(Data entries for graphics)
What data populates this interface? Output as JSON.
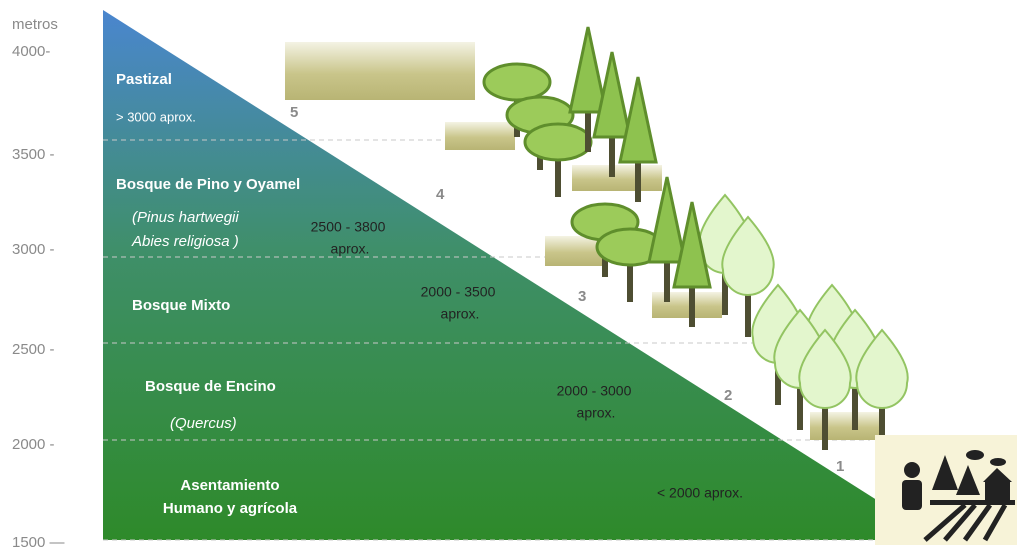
{
  "axis": {
    "unit": "metros",
    "labels": [
      "4000-",
      "3500 -",
      "3000 -",
      "2500 -",
      "2000 -",
      "1500 —"
    ]
  },
  "zones": [
    {
      "name": [
        "Pastizal"
      ],
      "range": [
        "> 3000 aprox."
      ],
      "number": "5"
    },
    {
      "name": [
        "Bosque  de Pino y Oyamel"
      ],
      "species": [
        "(Pinus hartwegii",
        "Abies religiosa )"
      ],
      "range": [
        "2500 - 3800",
        "aprox."
      ],
      "number": "4"
    },
    {
      "name": [
        "Bosque Mixto"
      ],
      "range": [
        "2000 - 3500",
        "aprox."
      ],
      "number": "3"
    },
    {
      "name": [
        "Bosque de Encino"
      ],
      "species": [
        "(Quercus)"
      ],
      "range": [
        "2000 - 3000",
        "aprox."
      ],
      "number": "2"
    },
    {
      "name": [
        "Asentamiento",
        "Humano y agrícola"
      ],
      "range": [
        "< 2000 aprox."
      ],
      "number": "1"
    }
  ]
}
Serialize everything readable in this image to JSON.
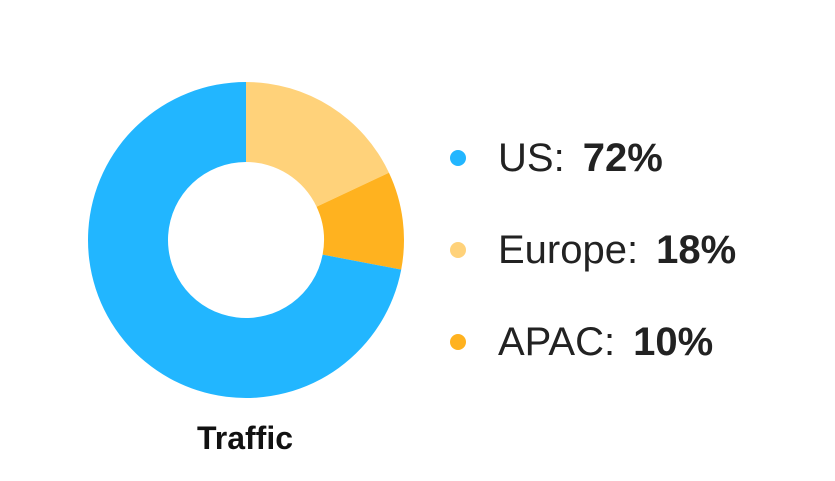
{
  "chart_data": {
    "type": "pie",
    "title": "Traffic",
    "categories": [
      "US",
      "Europe",
      "APAC"
    ],
    "values": [
      72,
      18,
      10
    ],
    "labels": [
      "72%",
      "18%",
      "10%"
    ],
    "colors": [
      "#22b6ff",
      "#ffd27a",
      "#ffb21f"
    ],
    "donut": true,
    "legend_position": "right"
  }
}
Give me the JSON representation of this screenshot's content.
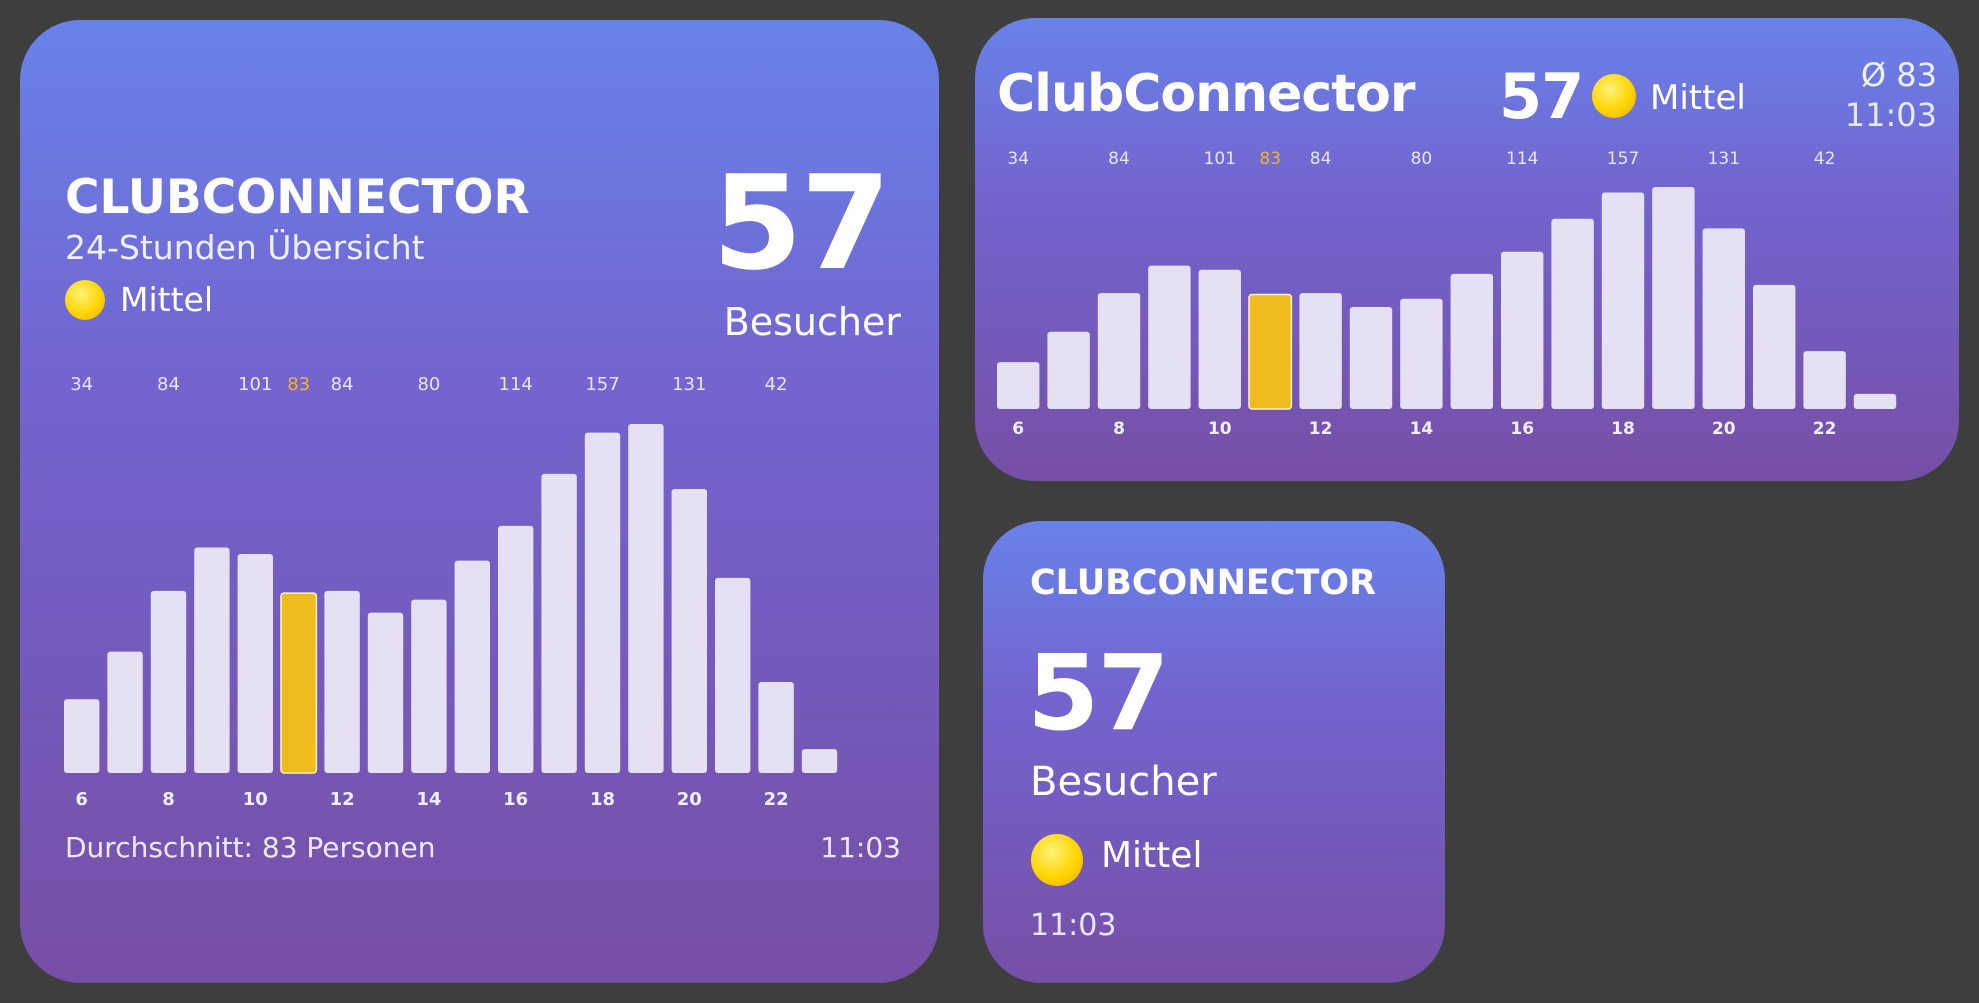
{
  "large": {
    "title": "CLUBCONNECTOR",
    "subtitle": "24-Stunden Übersicht",
    "count": "57",
    "count_label": "Besucher",
    "level_label": "Mittel",
    "level_icon": "sun-icon",
    "average_text": "Durchschnitt: 83 Personen",
    "time": "11:03"
  },
  "medium": {
    "title": "ClubConnector",
    "count": "57",
    "level_label": "Mittel",
    "level_icon": "sun-icon",
    "average": "Ø 83",
    "time": "11:03"
  },
  "small": {
    "title": "CLUBCONNECTOR",
    "count": "57",
    "count_label": "Besucher",
    "level_label": "Mittel",
    "level_icon": "sun-icon",
    "time": "11:03"
  },
  "colors": {
    "bar": "#e5e1f3",
    "highlight": "#f0bb1c",
    "top_label": "#e7e6f5",
    "highlight_label": "#f2b42a"
  },
  "chart_data": {
    "type": "bar",
    "hours": [
      6,
      7,
      8,
      9,
      10,
      11,
      12,
      13,
      14,
      15,
      16,
      17,
      18,
      19,
      20,
      21,
      22,
      23
    ],
    "values": [
      34,
      56,
      84,
      104,
      101,
      83,
      84,
      74,
      80,
      98,
      114,
      138,
      157,
      161,
      131,
      90,
      42,
      11
    ],
    "highlight_hour": 11,
    "x_tick_labels": [
      "6",
      "8",
      "10",
      "12",
      "14",
      "16",
      "18",
      "20",
      "22"
    ],
    "top_labels": [
      {
        "hour": 6,
        "text": "34"
      },
      {
        "hour": 8,
        "text": "84"
      },
      {
        "hour": 10,
        "text": "101"
      },
      {
        "hour": 11,
        "text": "83"
      },
      {
        "hour": 12,
        "text": "84"
      },
      {
        "hour": 14,
        "text": "80"
      },
      {
        "hour": 16,
        "text": "114"
      },
      {
        "hour": 18,
        "text": "157"
      },
      {
        "hour": 20,
        "text": "131"
      },
      {
        "hour": 22,
        "text": "42"
      }
    ],
    "ylim": [
      0,
      161
    ]
  }
}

--- Given task ---
Locate the string "Bosque" in the listing above and copy every line where it occurs.

--- Result for this exercise ---
        "Bosque  de Pino y Oyamel"
        "Bosque Mixto"
        "Bosque de Encino"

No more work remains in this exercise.